==== Texte à lire

Agissant par la voie du recours de droit public, T.________ demande au
Tribunal fédéral d'annuler la décision du Bureau de l'assistance
judiciaire
ou de la réformer afin que l'assistance judiciaire lui soit accordée
pour
entreprendre le procès envisagé. Il soutient que le Conseiller d'Etat
Mermoud
n'aurait pas dû prendre part à la décision car, dans le cadre d'une
autre
affaire, ce magistrat est visé par une plainte pénale qu'il a lui-même
déposée. Par ailleurs, il conteste les motifs que les autorités
judiciaires
ont retenus pour lui imputer les frais d'enquête pénale et lui
refuser toute
indemnisation.

Le Bureau de l'assistance judiciaire conclut à l'irrecevabilité ou au
rejet
du recours. Le recourant a répliqué, sans modifier ses conclusions.

E.
Le recourant demande l'assistance judiciaire dans la présente
procédure de
recours devant le Tribunal fédéral.

Le Tribunal fédéral considère en droit:

1.
1.1 Selon l'art. 86 al. 1 OJ, le recours de droit public n'est
recevable
qu'à l'encontre des décisions prises en dernière instance cantonale.
Cette
condition est en l'espèce satisfaite, dès lors qu'aux termes de
l'art. 5 al.
3 de la loi vaudoise sur l'assistance judiciaire en matière civile,
le Bureau
de l'assistance judiciaire statue définitivement.

1.2 Sous réserve d'exceptions non réalisées en l'espèce, le recours
de droit
public ne peut tendre qu'à l'annulation de la décision attaquée; toute
conclusion tendant à un prononcé qui se substituerait à cette
décision est
irrecevable (ATF 128 III 50 consid. 1b p. 53; 127 II 1 consid. 2c p.
5; 126 I
213 consid. 1c p. 216).

========
==== Données enregistrées

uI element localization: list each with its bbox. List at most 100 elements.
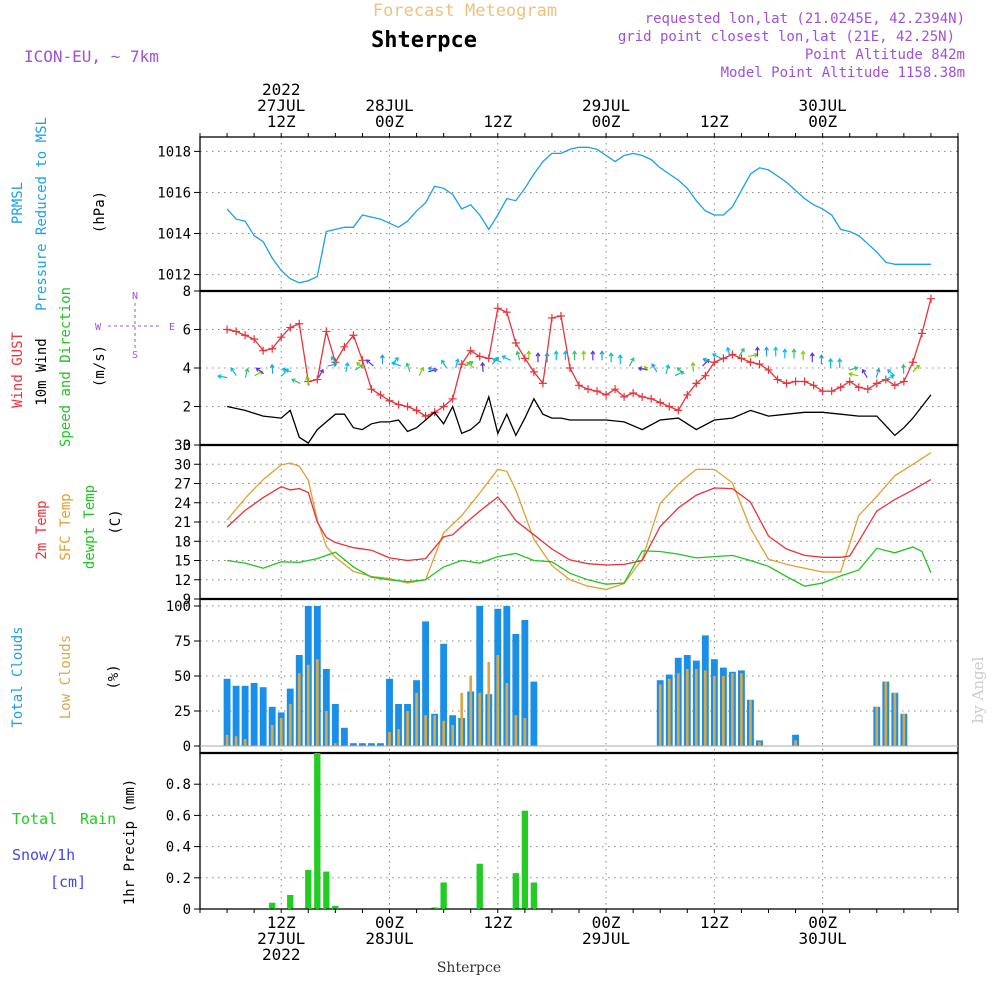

========

=== Exercices à réaliser ===
- a) D'après le texte à lire, quelle autorité statue définitivement aux termes de l'art. 5 al. 3 de la loi vaudoise sur l'assistance judiciaire en matière civile ?
- b) Recopiez mot pour mot le passage du texte à lire qui va de « Le Tribunal fédéral considère » à « dernière instance cantonale. », ces deux extrémités comprises.

=== Corrigé de l'exercice ===
- a) Le Bureau de l'assistance judiciaire.

- b)
Le Tribunal fédéral considère en droit:

1.
1.1 Selon l'art. 86 al. 1 OJ, le recours de droit public n'est
recevable
qu'à l'encontre des décisions prises en dernière instance cantonale.